BEGIN Given information

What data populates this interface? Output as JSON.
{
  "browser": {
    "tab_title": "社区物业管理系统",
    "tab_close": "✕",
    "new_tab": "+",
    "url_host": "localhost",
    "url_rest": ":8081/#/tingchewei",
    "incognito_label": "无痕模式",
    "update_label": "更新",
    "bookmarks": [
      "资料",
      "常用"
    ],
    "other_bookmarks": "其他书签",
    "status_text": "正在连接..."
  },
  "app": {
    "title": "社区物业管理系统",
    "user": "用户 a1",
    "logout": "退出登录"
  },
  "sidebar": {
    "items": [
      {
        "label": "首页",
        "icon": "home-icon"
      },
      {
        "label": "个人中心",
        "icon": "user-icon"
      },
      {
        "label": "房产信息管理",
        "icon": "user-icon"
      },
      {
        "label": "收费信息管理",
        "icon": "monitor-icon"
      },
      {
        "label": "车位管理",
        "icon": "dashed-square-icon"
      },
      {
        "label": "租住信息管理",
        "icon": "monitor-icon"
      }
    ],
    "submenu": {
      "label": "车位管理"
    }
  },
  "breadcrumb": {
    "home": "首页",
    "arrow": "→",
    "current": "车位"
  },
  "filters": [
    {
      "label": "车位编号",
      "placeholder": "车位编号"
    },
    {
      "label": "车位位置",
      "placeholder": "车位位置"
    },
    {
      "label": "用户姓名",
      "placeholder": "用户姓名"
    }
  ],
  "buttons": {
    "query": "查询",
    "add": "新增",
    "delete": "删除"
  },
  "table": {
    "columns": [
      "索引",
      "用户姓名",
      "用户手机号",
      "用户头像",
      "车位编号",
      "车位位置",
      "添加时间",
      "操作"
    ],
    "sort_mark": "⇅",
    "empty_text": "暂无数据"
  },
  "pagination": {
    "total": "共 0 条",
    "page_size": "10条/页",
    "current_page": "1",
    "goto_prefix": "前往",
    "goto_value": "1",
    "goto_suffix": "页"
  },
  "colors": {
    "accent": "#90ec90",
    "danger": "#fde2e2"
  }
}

END Given information

→ **Problem description**
Every record shown above must be echoed exactly.

→ **Result for this exercise**
What data populates this interface? Output as JSON.
{
  "browser": {
    "tab_title": "社区物业管理系统",
    "tab_close": "✕",
    "new_tab": "+",
    "url_host": "localhost",
    "url_rest": ":8081/#/tingchewei",
    "incognito_label": "无痕模式",
    "update_label": "更新",
    "bookmarks": [
      "资料",
      "常用"
    ],
    "other_bookmarks": "其他书签",
    "status_text": "正在连接..."
  },
  "app": {
    "title": "社区物业管理系统",
    "user": "用户 a1",
    "logout": "退出登录"
  },
  "sidebar": {
    "items": [
      {
        "label": "首页",
        "icon": "home-icon"
      },
      {
        "label": "个人中心",
        "icon": "user-icon"
      },
      {
        "label": "房产信息管理",
        "icon": "user-icon"
      },
      {
        "label": "收费信息管理",
        "icon": "monitor-icon"
      },
      {
        "label": "车位管理",
        "icon": "dashed-square-icon"
      },
      {
        "label": "租住信息管理",
        "icon": "monitor-icon"
      }
    ],
    "submenu": {
      "label": "车位管理"
    }
  },
  "breadcrumb": {
    "home": "首页",
    "arrow": "→",
    "current": "车位"
  },
  "filters": [
    {
      "label": "车位编号",
      "placeholder": "车位编号"
    },
    {
      "label": "车位位置",
      "placeholder": "车位位置"
    },
    {
      "label": "用户姓名",
      "placeholder": "用户姓名"
    }
  ],
  "buttons": {
    "query": "查询",
    "add": "新增",
    "delete": "删除"
  },
  "table": {
    "columns": [
      "索引",
      "用户姓名",
      "用户手机号",
      "用户头像",
      "车位编号",
      "车位位置",
      "添加时间",
      "操作"
    ],
    "sort_mark": "⇅",
    "empty_text": "暂无数据"
  },
  "pagination": {
    "total": "共 0 条",
    "page_size": "10条/页",
    "current_page": "1",
    "goto_prefix": "前往",
    "goto_value": "1",
    "goto_suffix": "页"
  },
  "colors": {
    "accent": "#90ec90",
    "danger": "#fde2e2"
  }
}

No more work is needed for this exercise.